>> BEGIN
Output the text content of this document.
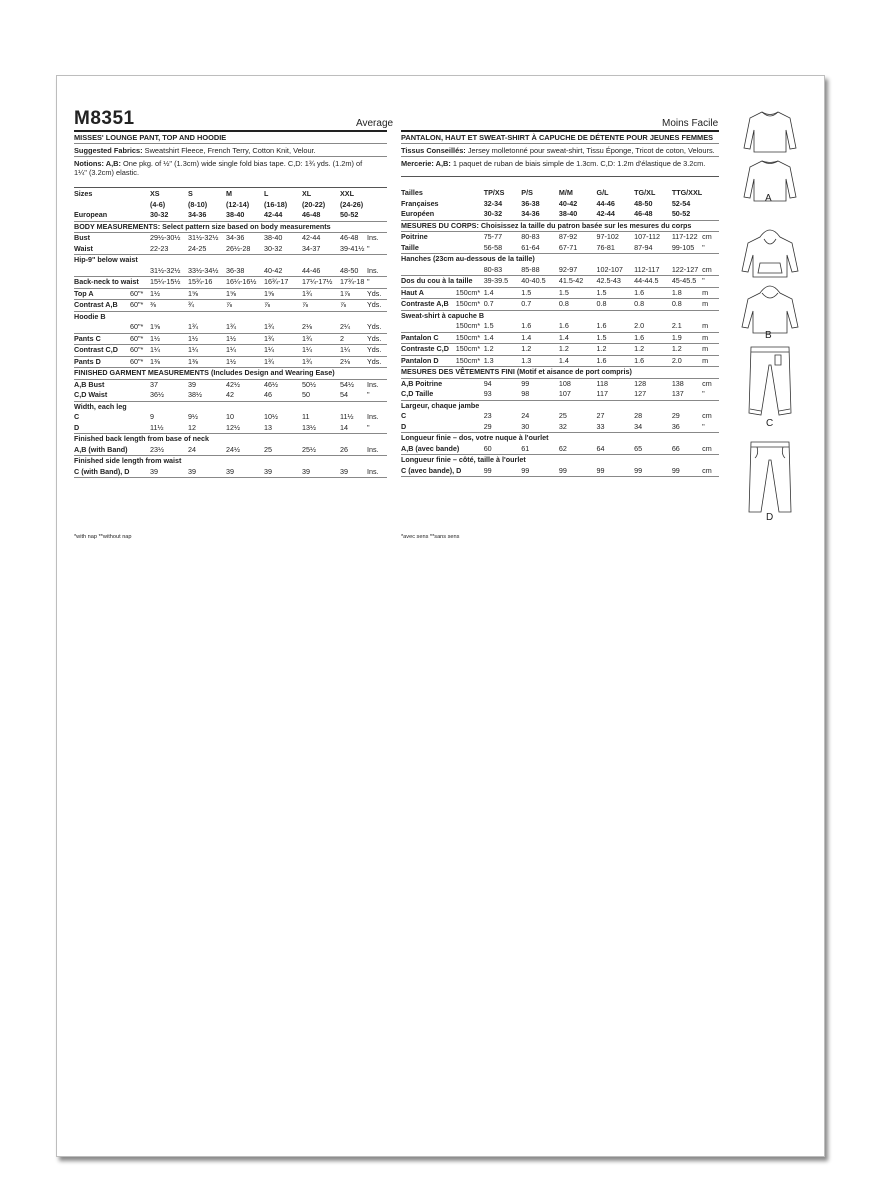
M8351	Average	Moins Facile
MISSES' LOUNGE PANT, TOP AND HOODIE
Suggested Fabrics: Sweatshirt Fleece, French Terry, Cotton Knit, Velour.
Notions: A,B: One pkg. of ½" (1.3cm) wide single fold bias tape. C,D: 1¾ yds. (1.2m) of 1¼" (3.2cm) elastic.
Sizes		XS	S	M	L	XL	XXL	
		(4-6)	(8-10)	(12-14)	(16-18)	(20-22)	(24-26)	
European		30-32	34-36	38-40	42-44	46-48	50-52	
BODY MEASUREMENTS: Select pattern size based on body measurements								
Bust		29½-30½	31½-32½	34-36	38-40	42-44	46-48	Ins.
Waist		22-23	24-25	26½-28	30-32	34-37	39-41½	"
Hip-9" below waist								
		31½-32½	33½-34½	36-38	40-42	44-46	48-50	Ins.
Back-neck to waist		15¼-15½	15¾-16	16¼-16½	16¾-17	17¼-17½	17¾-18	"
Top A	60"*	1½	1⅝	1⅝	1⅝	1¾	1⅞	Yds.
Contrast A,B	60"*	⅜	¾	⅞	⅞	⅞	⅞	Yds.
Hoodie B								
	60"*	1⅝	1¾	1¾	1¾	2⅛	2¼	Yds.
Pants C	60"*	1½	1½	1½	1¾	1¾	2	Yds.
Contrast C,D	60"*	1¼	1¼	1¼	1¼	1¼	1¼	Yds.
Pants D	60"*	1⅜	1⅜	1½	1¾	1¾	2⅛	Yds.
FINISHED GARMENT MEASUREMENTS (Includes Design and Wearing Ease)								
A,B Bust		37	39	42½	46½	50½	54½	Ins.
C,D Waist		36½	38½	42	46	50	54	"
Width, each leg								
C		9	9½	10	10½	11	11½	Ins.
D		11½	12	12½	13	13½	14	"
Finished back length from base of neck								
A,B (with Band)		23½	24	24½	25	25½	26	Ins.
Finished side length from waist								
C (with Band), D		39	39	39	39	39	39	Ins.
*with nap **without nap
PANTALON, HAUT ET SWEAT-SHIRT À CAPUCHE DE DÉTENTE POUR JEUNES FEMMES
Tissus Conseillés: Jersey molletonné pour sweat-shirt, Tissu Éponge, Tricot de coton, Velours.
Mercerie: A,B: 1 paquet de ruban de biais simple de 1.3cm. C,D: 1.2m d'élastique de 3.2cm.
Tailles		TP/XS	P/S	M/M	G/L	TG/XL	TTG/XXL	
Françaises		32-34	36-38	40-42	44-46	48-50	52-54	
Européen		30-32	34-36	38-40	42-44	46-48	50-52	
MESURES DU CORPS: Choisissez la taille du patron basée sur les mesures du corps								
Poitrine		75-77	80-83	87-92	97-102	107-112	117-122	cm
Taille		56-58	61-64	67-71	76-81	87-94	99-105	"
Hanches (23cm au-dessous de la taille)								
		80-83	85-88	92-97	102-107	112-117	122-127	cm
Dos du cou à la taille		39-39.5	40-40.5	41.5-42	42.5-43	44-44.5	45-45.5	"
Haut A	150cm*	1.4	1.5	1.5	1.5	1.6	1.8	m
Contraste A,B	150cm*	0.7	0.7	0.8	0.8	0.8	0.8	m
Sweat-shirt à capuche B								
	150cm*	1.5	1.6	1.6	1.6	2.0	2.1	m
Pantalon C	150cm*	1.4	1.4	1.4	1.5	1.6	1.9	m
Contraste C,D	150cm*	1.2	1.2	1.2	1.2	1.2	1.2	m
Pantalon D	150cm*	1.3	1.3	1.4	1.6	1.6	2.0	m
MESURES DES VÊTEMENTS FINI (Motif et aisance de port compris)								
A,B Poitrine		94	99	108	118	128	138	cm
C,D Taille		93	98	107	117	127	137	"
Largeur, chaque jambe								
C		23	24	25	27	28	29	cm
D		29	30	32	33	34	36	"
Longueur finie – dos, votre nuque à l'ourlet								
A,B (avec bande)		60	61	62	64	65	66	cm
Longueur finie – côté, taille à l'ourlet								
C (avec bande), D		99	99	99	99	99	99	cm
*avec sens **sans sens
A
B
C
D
>> END
# Work to do:
Search the listing for the word "neck" and return each line that holds it.

# Reply to the task:
Back-neck to waist		15¼-15½	15¾-16	16¼-16½	16¾-17	17¼-17½	17¾-18	"
Finished back length from base of neck								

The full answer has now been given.